◆ Records provided
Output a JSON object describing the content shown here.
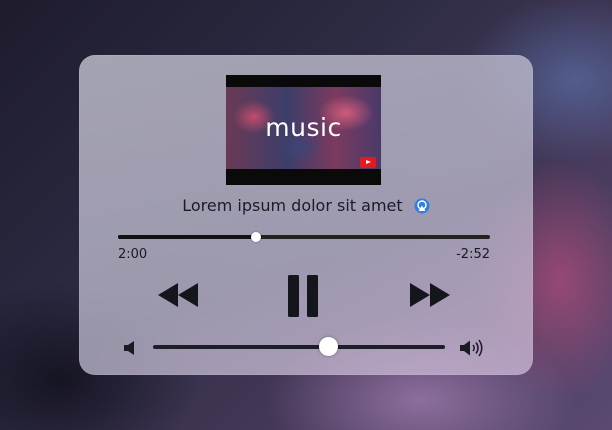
{
  "video": {
    "title": "music",
    "badge_icon": "youtube-play-icon",
    "badge_color": "#e5191f"
  },
  "track": {
    "title": "Lorem ipsum dolor sit amet",
    "airplay_icon": "airplay-icon",
    "airplay_color": "#2f7fe0"
  },
  "playback": {
    "elapsed": "2:00",
    "remaining": "-2:52",
    "progress": 0.37
  },
  "controls": {
    "rewind_icon": "rewind-icon",
    "pause_icon": "pause-icon",
    "forward_icon": "fast-forward-icon"
  },
  "volume": {
    "low_icon": "volume-low-icon",
    "high_icon": "volume-high-icon",
    "level": 0.6
  }
}
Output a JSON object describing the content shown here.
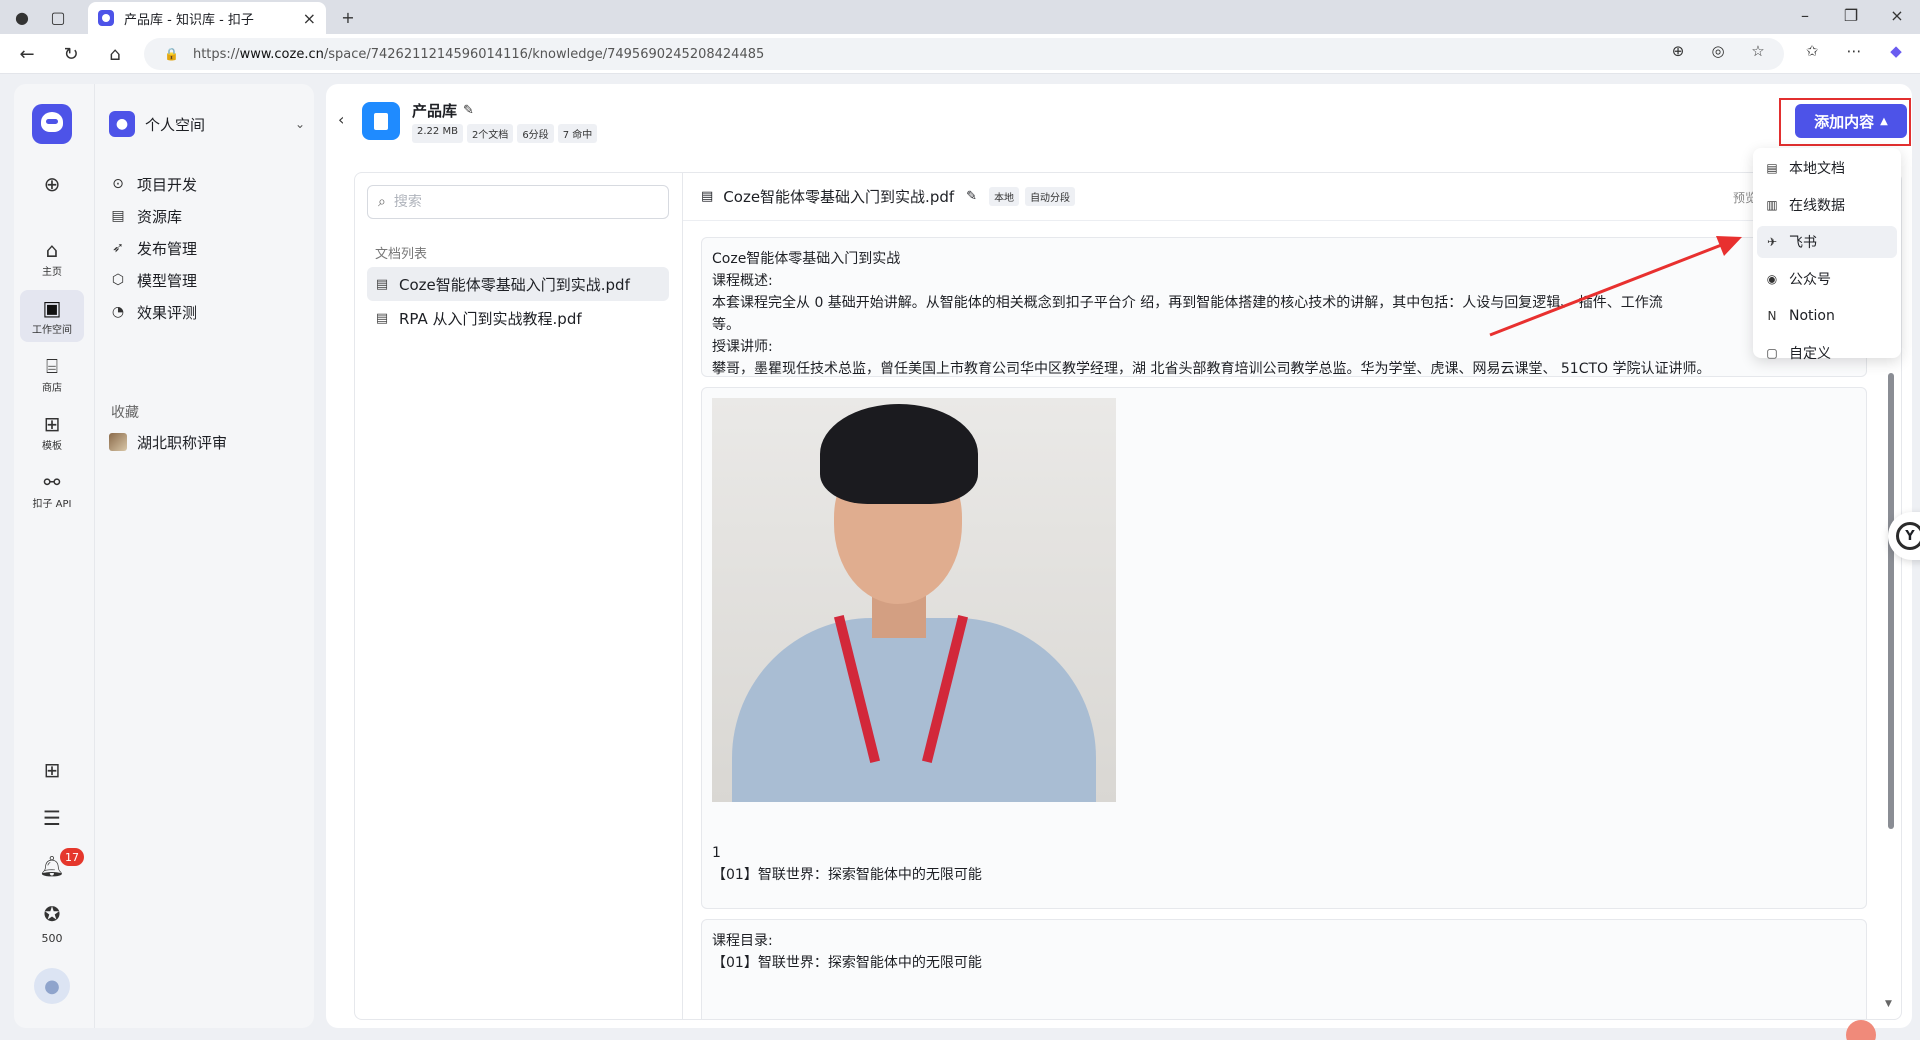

◆ Directive
Quote every entry exactly, with the pictures omitted.

◆ Expected output
Output a JSON object describing the content shown here.
{
  "video": {
    "title": "music",
    "badge_icon": "youtube-play-icon",
    "badge_color": "#e5191f"
  },
  "track": {
    "title": "Lorem ipsum dolor sit amet",
    "airplay_icon": "airplay-icon",
    "airplay_color": "#2f7fe0"
  },
  "playback": {
    "elapsed": "2:00",
    "remaining": "-2:52",
    "progress": 0.37
  },
  "controls": {
    "rewind_icon": "rewind-icon",
    "pause_icon": "pause-icon",
    "forward_icon": "fast-forward-icon"
  },
  "volume": {
    "low_icon": "volume-low-icon",
    "high_icon": "volume-high-icon",
    "level": 0.6
  }
}
Output a JSON object describing the content shown here.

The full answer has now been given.